> Exercise prompt: In the material below, find every line with "Center" and pull it out.

:: Input data ::

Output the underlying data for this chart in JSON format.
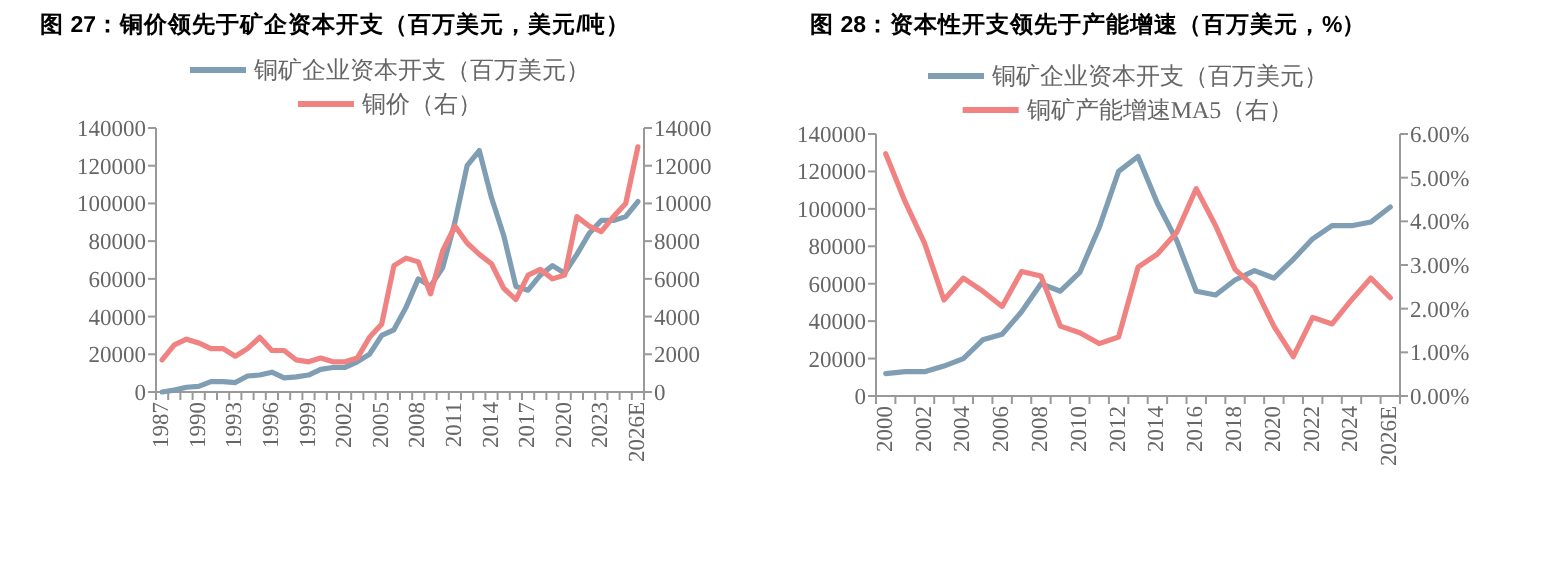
{
  "chart_data": [
    {
      "type": "line",
      "title": "图 27：铜价领先于矿企资本开支（百万美元，美元/吨）",
      "categories": [
        "1987",
        null,
        null,
        "1990",
        null,
        null,
        "1993",
        null,
        null,
        "1996",
        null,
        null,
        "1999",
        null,
        null,
        "2002",
        null,
        null,
        "2005",
        null,
        null,
        "2008",
        null,
        null,
        "2011",
        null,
        null,
        "2014",
        null,
        null,
        "2017",
        null,
        null,
        "2020",
        null,
        null,
        "2023",
        null,
        null,
        "2026E"
      ],
      "series": [
        {
          "name": "铜矿企业资本开支（百万美元）",
          "color": "#7f9db3",
          "values": [
            0,
            1000,
            2500,
            3000,
            5500,
            5500,
            5000,
            8500,
            9000,
            10500,
            7500,
            8000,
            9000,
            12000,
            13000,
            13000,
            16000,
            20000,
            30000,
            33000,
            45000,
            60000,
            56000,
            66000,
            90000,
            120000,
            128000,
            103000,
            83000,
            56000,
            54000,
            62000,
            67000,
            63000,
            73000,
            84000,
            91000,
            91000,
            93000,
            101000
          ]
        },
        {
          "name": "铜价（右）",
          "color": "#f08282",
          "axis": "y2",
          "values": [
            1700,
            2500,
            2800,
            2600,
            2300,
            2300,
            1900,
            2300,
            2900,
            2200,
            2200,
            1700,
            1600,
            1800,
            1600,
            1600,
            1800,
            2900,
            3600,
            6700,
            7100,
            6900,
            5200,
            7500,
            8800,
            7900,
            7300,
            6800,
            5500,
            4900,
            6200,
            6500,
            6000,
            6200,
            9300,
            8800,
            8500,
            9300,
            10000,
            13000
          ]
        }
      ],
      "ylim": [
        0,
        140000
      ],
      "yticks": [
        0,
        20000,
        40000,
        60000,
        80000,
        100000,
        120000,
        140000
      ],
      "y2lim": [
        0,
        14000
      ],
      "y2ticks": [
        0,
        2000,
        4000,
        6000,
        8000,
        10000,
        12000,
        14000
      ],
      "legend": "top"
    },
    {
      "type": "line",
      "title": "图 28：资本性开支领先于产能增速（百万美元，%）",
      "categories": [
        "2000",
        null,
        "2002",
        null,
        "2004",
        null,
        "2006",
        null,
        "2008",
        null,
        "2010",
        null,
        "2012",
        null,
        "2014",
        null,
        "2016",
        null,
        "2018",
        null,
        "2020",
        null,
        "2022",
        null,
        "2024",
        null,
        "2026E"
      ],
      "series": [
        {
          "name": "铜矿企业资本开支（百万美元）",
          "color": "#7f9db3",
          "values": [
            12000,
            13000,
            13000,
            16000,
            20000,
            30000,
            33000,
            45000,
            60000,
            56000,
            66000,
            90000,
            120000,
            128000,
            103000,
            83000,
            56000,
            54000,
            62000,
            67000,
            63000,
            73000,
            84000,
            91000,
            91000,
            93000,
            101000
          ]
        },
        {
          "name": "铜矿产能增速MA5（右）",
          "color": "#f08282",
          "axis": "y2",
          "values": [
            5.55,
            4.45,
            3.5,
            2.2,
            2.7,
            2.4,
            2.05,
            2.85,
            2.75,
            1.6,
            1.45,
            1.2,
            1.35,
            2.95,
            3.25,
            3.75,
            4.75,
            3.9,
            2.9,
            2.5,
            1.6,
            0.9,
            1.8,
            1.65,
            2.2,
            2.7,
            2.25
          ]
        }
      ],
      "ylim": [
        0,
        140000
      ],
      "yticks": [
        0,
        20000,
        40000,
        60000,
        80000,
        100000,
        120000,
        140000
      ],
      "y2lim": [
        0,
        6
      ],
      "y2ticks": [
        {
          "value": 0,
          "label": "0.00%"
        },
        {
          "value": 1,
          "label": "1.00%"
        },
        {
          "value": 2,
          "label": "2.00%"
        },
        {
          "value": 3,
          "label": "3.00%"
        },
        {
          "value": 4,
          "label": "4.00%"
        },
        {
          "value": 5,
          "label": "5.00%"
        },
        {
          "value": 6,
          "label": "6.00%"
        }
      ],
      "legend": "top"
    }
  ]
}
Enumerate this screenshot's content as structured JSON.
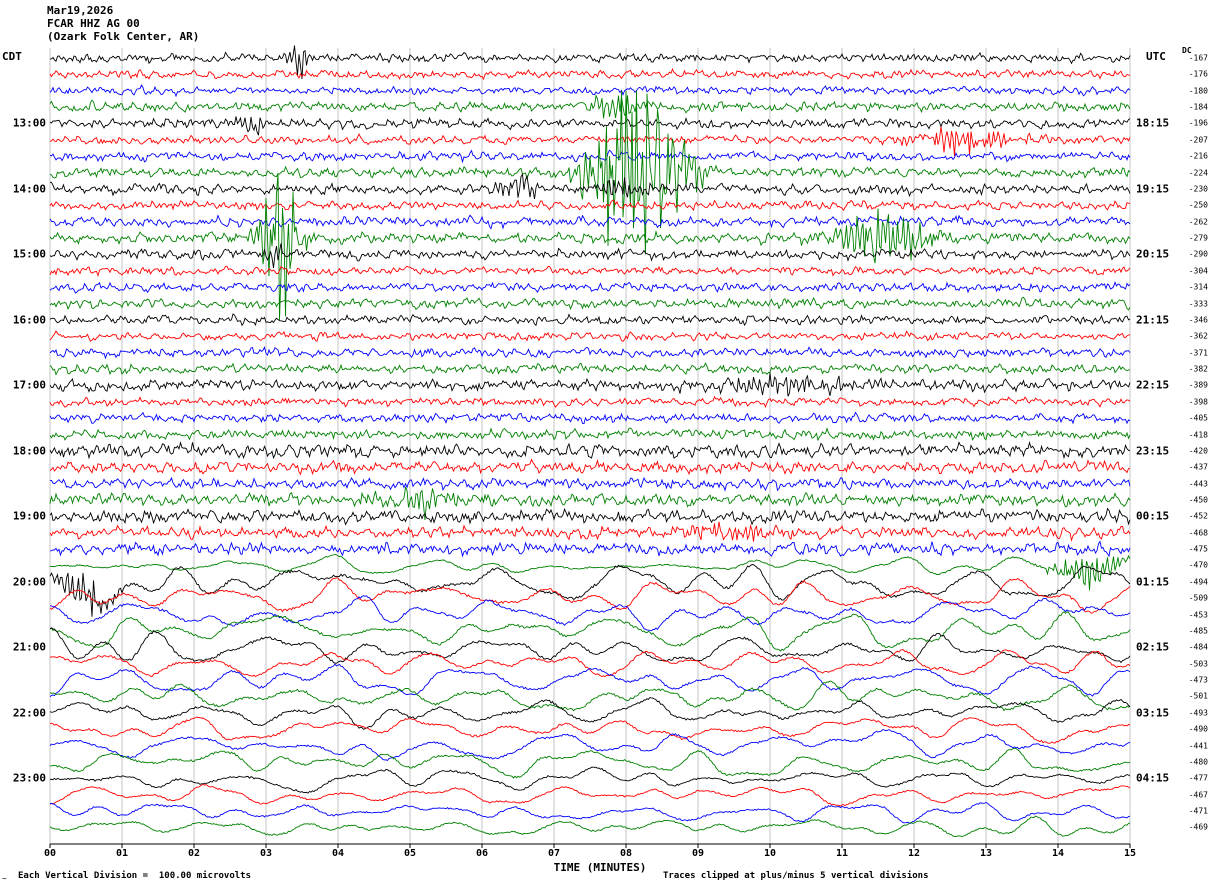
{
  "header": {
    "date": "Mar19,2026",
    "station": "FCAR HHZ AG 00",
    "location": "(Ozark Folk Center, AR)"
  },
  "axes": {
    "left_timezone": "CDT",
    "right_timezone": "UTC",
    "dc_header": "DC",
    "xlabel": "TIME (MINUTES)",
    "x_ticks": [
      "00",
      "01",
      "02",
      "03",
      "04",
      "05",
      "06",
      "07",
      "08",
      "09",
      "10",
      "11",
      "12",
      "13",
      "14",
      "15"
    ]
  },
  "hour_labels": [
    {
      "row": 4,
      "cdt": "13:00",
      "utc": "18:15"
    },
    {
      "row": 8,
      "cdt": "14:00",
      "utc": "19:15"
    },
    {
      "row": 12,
      "cdt": "15:00",
      "utc": "20:15"
    },
    {
      "row": 16,
      "cdt": "16:00",
      "utc": "21:15"
    },
    {
      "row": 20,
      "cdt": "17:00",
      "utc": "22:15"
    },
    {
      "row": 24,
      "cdt": "18:00",
      "utc": "23:15"
    },
    {
      "row": 28,
      "cdt": "19:00",
      "utc": "00:15"
    },
    {
      "row": 32,
      "cdt": "20:00",
      "utc": "01:15"
    },
    {
      "row": 36,
      "cdt": "21:00",
      "utc": "02:15"
    },
    {
      "row": 40,
      "cdt": "22:00",
      "utc": "03:15"
    },
    {
      "row": 44,
      "cdt": "23:00",
      "utc": "04:15"
    }
  ],
  "dc_values": [
    -167,
    -176,
    -180,
    -184,
    -196,
    -207,
    -216,
    -224,
    -230,
    -250,
    -262,
    -279,
    -290,
    -304,
    -314,
    -333,
    -346,
    -362,
    -371,
    -382,
    -389,
    -398,
    -405,
    -418,
    -420,
    -437,
    -443,
    -450,
    -452,
    -468,
    -475,
    -470,
    -494,
    -509,
    -453,
    -485,
    -484,
    -503,
    -473,
    -501,
    -493,
    -490,
    -441,
    -480,
    -477,
    -467,
    -471,
    -469
  ],
  "footer": {
    "left": "Each Vertical Division =  100.00 microvolts",
    "right": "Traces clipped at plus/minus 5 vertical divisions",
    "corner": "~"
  },
  "chart_data": {
    "type": "line",
    "subtype": "seismogram-helicorder",
    "title": "FCAR HHZ AG 00 (Ozark Folk Center, AR) Mar19,2026",
    "xlabel": "TIME (MINUTES)",
    "minutes_per_line": 15,
    "num_traces": 48,
    "first_trace_start_cdt": "12:00",
    "first_trace_start_utc": "17:15",
    "color_cycle": [
      "#000000",
      "#ff0000",
      "#0000ff",
      "#008000"
    ],
    "microvolts_per_division": 100,
    "clip_divisions": 5,
    "slow_style_start_row": 31,
    "trace_amps": [
      4.5,
      4,
      4,
      5,
      5,
      4,
      4.5,
      5,
      5,
      4.5,
      5,
      5.5,
      5,
      4,
      4.5,
      5,
      4.5,
      4,
      4.5,
      4.5,
      5.5,
      4,
      4.5,
      5,
      6.5,
      6,
      5.5,
      6,
      6.5,
      5.5,
      6,
      7,
      13,
      12,
      12,
      12,
      12,
      11,
      11,
      12,
      11,
      10,
      10,
      10,
      9,
      8,
      8,
      8
    ],
    "events": [
      {
        "trace": 0,
        "start": 3.3,
        "end": 3.6,
        "amp": 20
      },
      {
        "trace": 3,
        "start": 7.4,
        "end": 8.3,
        "amp": 13
      },
      {
        "trace": 4,
        "start": 2.5,
        "end": 3.3,
        "amp": 9
      },
      {
        "trace": 5,
        "start": 11.8,
        "end": 13.6,
        "amp": 12
      },
      {
        "trace": 7,
        "start": 7.4,
        "end": 8.9,
        "amp": 85
      },
      {
        "trace": 8,
        "start": 6.2,
        "end": 6.8,
        "amp": 14
      },
      {
        "trace": 8,
        "start": 7.6,
        "end": 8.4,
        "amp": 10
      },
      {
        "trace": 11,
        "start": 2.9,
        "end": 3.5,
        "amp": 85
      },
      {
        "trace": 11,
        "start": 10.7,
        "end": 12.4,
        "amp": 26
      },
      {
        "trace": 12,
        "start": 2.9,
        "end": 3.4,
        "amp": 10
      },
      {
        "trace": 20,
        "start": 8.8,
        "end": 11.6,
        "amp": 8
      },
      {
        "trace": 27,
        "start": 4.3,
        "end": 6.0,
        "amp": 11
      },
      {
        "trace": 29,
        "start": 8.5,
        "end": 10.3,
        "amp": 9
      },
      {
        "trace": 31,
        "start": 13.8,
        "end": 15.0,
        "amp": 13
      },
      {
        "trace": 32,
        "start": 0.1,
        "end": 0.9,
        "amp": 20
      }
    ]
  }
}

:::

> Result of this task:
    "location": "(Ozark Folk Center, AR)"
    "title": "FCAR HHZ AG 00 (Ozark Folk Center, AR) Mar19,2026",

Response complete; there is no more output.